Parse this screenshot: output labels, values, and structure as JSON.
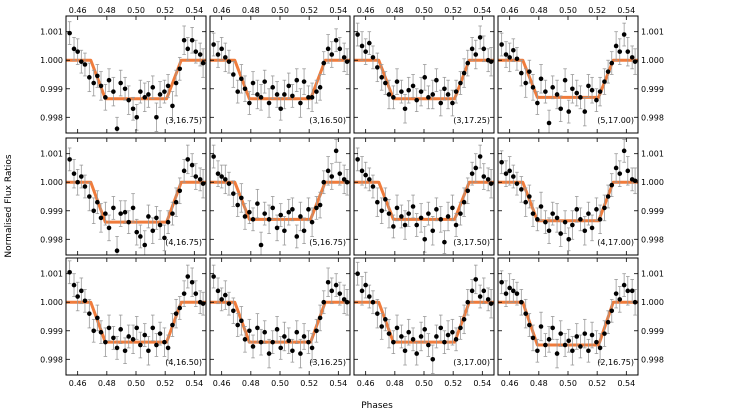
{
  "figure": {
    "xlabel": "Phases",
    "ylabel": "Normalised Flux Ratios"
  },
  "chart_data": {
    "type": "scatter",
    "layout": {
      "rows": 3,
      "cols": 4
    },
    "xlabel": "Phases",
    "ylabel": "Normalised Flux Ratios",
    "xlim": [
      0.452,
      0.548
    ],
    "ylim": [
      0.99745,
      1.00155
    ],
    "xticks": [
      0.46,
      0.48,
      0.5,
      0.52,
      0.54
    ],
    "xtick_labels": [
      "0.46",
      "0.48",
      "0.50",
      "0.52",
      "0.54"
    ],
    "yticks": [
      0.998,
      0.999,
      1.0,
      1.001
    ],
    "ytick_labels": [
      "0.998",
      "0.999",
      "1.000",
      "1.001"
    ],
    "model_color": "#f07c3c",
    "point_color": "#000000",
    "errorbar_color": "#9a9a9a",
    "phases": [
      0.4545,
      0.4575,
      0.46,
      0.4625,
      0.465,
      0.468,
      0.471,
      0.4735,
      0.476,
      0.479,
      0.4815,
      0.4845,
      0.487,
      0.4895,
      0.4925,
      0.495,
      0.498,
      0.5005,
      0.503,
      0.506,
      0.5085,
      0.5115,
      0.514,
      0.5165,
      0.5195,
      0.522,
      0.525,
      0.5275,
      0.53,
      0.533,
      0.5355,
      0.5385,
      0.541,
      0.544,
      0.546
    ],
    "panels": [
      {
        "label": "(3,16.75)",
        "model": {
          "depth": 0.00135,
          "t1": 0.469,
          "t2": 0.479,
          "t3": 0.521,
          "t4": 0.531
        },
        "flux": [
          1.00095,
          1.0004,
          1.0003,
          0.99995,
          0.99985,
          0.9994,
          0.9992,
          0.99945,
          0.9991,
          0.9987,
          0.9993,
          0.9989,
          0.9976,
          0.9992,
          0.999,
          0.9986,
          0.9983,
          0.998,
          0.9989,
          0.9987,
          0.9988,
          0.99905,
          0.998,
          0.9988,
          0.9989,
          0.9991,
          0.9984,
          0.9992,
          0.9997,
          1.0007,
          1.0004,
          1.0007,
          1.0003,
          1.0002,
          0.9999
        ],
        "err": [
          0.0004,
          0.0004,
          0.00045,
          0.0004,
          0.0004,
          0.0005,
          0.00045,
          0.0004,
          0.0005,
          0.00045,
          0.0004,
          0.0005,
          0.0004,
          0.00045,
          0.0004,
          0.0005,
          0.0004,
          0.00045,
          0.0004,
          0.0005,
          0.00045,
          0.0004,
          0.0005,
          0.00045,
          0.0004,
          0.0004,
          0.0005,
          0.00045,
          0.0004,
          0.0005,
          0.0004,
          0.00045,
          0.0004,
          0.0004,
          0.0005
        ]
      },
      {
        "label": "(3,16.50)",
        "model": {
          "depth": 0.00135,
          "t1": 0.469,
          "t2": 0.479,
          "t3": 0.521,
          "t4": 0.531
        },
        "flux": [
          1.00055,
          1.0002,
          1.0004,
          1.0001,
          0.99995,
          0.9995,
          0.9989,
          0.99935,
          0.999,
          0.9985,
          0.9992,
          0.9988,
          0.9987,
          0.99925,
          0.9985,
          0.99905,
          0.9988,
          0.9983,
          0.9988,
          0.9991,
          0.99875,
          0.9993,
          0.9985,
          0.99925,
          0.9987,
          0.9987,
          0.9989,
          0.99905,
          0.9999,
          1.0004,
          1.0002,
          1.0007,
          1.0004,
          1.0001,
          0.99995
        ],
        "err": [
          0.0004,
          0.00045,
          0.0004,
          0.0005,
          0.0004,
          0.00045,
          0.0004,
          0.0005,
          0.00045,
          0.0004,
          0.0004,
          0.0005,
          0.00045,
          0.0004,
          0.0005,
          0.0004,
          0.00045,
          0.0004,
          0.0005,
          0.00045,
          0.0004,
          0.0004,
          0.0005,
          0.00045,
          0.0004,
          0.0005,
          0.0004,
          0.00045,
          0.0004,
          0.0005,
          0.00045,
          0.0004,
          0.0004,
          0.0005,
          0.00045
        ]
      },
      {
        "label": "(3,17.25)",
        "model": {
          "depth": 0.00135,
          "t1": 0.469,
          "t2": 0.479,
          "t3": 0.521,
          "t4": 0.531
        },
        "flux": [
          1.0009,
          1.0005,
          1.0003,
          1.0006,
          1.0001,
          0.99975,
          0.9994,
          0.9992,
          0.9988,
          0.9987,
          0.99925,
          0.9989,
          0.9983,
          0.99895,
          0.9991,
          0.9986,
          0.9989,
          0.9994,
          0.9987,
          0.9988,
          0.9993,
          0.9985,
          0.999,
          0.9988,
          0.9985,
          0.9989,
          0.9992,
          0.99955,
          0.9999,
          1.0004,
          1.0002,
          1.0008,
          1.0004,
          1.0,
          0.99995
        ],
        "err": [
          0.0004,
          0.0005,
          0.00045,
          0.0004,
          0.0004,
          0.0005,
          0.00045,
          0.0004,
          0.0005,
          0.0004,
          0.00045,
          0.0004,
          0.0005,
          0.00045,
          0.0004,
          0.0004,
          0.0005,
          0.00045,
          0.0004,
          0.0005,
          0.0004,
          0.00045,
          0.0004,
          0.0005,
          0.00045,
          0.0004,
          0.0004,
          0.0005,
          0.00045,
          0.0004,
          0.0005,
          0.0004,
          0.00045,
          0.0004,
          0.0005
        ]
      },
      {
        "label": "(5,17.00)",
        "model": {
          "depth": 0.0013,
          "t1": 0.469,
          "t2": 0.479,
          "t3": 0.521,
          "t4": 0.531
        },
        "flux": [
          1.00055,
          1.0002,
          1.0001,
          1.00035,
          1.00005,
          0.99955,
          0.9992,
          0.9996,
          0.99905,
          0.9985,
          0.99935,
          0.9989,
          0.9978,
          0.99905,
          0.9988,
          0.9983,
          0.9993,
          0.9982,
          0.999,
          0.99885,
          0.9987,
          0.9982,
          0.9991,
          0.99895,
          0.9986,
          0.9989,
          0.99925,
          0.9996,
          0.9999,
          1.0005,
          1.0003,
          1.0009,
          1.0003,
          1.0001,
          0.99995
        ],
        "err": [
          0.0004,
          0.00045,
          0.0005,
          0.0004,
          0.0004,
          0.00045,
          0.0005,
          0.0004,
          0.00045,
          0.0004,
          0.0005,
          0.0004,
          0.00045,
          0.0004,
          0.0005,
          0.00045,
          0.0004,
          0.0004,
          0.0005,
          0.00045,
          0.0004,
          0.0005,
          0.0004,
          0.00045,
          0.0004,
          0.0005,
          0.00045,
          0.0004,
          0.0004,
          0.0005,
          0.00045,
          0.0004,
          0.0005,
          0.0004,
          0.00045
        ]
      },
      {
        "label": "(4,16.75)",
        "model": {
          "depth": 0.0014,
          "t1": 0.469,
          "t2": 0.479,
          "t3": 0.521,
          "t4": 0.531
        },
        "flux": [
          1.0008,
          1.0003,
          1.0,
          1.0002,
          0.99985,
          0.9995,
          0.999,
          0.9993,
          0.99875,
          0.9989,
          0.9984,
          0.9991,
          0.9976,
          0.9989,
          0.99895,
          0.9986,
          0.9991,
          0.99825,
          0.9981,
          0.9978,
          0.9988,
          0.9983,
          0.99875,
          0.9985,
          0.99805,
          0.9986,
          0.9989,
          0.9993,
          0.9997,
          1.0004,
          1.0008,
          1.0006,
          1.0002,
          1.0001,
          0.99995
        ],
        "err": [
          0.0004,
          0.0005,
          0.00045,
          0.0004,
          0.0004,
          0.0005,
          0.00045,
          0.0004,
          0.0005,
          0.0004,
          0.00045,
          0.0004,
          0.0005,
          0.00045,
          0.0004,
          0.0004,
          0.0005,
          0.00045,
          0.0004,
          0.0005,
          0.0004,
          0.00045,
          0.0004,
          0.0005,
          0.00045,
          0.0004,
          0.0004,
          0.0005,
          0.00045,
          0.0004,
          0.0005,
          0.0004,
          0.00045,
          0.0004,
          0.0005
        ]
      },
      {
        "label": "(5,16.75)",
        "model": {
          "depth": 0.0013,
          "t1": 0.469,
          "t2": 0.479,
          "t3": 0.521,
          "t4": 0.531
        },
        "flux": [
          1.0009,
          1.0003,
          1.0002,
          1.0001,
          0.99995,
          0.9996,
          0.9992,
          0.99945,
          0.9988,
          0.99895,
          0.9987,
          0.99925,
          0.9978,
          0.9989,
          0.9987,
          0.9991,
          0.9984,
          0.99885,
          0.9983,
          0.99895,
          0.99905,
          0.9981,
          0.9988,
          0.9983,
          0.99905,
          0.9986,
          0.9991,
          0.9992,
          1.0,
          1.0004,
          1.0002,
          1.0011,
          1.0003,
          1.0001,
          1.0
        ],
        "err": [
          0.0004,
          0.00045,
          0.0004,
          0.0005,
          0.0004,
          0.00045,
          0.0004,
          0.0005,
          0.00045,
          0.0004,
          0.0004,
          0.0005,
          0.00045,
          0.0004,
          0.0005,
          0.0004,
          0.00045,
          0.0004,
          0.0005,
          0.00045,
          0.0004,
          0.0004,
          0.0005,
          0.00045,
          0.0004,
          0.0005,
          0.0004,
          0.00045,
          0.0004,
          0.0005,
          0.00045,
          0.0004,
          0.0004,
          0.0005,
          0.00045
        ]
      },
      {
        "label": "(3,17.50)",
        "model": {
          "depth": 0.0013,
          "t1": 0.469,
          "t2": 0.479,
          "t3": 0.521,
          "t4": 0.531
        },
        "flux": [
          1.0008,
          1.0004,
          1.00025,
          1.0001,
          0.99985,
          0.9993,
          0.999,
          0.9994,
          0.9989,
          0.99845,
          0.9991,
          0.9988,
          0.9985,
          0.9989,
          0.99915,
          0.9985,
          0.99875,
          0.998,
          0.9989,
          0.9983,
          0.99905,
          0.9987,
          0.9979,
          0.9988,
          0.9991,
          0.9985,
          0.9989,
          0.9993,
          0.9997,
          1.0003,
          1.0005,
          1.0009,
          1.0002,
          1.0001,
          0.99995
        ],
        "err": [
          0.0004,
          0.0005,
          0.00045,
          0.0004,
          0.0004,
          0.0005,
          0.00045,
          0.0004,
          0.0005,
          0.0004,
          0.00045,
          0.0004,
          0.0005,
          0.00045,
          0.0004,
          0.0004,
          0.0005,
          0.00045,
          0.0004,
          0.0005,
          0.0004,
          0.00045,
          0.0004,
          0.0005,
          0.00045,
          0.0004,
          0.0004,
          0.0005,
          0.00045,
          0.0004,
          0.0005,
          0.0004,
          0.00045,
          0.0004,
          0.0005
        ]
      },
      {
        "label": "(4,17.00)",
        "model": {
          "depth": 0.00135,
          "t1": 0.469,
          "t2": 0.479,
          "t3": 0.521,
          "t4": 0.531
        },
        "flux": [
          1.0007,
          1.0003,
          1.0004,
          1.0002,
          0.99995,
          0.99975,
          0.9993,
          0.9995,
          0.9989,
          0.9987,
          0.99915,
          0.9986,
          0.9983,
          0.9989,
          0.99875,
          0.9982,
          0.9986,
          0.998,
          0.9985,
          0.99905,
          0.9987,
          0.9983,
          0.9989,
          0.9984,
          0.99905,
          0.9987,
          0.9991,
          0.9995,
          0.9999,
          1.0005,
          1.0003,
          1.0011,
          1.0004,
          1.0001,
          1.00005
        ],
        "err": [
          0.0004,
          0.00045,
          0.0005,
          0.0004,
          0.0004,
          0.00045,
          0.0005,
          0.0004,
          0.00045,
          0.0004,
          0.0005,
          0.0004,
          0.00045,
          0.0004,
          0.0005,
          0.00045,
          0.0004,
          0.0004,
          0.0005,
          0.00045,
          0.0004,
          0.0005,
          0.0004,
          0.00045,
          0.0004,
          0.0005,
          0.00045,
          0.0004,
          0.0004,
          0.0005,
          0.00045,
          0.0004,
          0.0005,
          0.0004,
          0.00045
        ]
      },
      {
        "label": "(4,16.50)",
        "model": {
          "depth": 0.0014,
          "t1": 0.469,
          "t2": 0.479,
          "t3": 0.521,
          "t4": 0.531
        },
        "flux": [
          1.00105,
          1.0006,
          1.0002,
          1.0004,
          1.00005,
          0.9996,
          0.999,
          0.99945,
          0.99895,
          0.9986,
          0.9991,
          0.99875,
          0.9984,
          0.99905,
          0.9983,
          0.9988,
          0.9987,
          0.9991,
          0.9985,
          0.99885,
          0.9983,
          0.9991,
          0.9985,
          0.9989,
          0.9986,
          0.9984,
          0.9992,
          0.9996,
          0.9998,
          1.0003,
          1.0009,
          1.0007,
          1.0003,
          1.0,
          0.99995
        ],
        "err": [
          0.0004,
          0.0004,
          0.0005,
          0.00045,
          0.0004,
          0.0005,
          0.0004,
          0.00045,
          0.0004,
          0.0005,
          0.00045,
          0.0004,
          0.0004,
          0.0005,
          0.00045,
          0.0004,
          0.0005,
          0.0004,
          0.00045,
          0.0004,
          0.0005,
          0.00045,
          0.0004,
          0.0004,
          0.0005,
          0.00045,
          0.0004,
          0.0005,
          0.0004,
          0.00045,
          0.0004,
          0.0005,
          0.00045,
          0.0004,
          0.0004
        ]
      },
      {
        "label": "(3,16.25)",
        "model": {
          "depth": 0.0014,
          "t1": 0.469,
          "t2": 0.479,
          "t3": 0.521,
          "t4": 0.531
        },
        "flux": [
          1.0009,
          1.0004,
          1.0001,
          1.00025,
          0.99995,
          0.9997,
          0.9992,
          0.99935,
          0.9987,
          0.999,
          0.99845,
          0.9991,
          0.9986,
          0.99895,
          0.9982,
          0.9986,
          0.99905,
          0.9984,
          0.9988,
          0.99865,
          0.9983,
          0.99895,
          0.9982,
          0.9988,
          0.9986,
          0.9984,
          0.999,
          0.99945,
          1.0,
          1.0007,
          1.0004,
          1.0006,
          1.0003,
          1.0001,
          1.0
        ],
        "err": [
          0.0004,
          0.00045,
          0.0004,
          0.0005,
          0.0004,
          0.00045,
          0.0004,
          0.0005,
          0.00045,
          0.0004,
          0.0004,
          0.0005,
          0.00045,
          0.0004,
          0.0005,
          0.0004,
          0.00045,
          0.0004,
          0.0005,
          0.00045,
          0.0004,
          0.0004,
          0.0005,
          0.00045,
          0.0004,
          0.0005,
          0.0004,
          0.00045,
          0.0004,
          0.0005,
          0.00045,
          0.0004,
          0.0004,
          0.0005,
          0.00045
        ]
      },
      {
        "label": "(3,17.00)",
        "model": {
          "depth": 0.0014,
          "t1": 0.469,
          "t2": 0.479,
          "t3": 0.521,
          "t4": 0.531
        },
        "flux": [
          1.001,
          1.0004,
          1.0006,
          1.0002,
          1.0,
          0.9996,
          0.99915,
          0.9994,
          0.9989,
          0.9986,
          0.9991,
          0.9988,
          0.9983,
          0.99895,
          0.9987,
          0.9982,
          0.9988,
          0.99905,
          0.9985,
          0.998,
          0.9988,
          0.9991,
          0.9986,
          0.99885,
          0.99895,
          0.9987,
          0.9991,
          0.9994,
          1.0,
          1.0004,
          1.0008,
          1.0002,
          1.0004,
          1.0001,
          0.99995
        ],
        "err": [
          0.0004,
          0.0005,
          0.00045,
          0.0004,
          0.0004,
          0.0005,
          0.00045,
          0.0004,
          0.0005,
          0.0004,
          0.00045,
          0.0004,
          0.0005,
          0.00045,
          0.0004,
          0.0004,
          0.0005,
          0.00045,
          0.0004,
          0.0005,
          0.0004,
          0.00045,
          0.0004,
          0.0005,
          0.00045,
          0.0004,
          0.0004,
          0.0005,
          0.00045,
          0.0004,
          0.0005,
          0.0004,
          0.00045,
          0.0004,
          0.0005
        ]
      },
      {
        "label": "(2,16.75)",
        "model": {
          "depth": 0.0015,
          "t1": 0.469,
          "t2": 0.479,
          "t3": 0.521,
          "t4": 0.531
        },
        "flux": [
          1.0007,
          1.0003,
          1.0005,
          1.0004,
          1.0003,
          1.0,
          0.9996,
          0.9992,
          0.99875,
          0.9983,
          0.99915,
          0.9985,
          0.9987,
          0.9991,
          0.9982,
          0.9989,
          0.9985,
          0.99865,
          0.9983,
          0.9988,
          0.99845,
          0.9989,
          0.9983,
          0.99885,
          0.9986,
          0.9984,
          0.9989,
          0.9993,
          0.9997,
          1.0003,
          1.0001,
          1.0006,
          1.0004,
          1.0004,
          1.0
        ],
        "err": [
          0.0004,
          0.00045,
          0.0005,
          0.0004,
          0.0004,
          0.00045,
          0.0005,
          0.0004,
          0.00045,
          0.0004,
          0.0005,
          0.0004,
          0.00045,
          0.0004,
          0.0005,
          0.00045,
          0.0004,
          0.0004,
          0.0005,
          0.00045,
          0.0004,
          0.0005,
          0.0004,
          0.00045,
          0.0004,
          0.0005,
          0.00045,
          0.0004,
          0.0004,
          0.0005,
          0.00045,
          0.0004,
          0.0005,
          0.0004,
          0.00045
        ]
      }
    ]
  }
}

REQUIRED TASK: From the records above, report the count of lines containing "ylabel" and nothing more.

REPLY: 2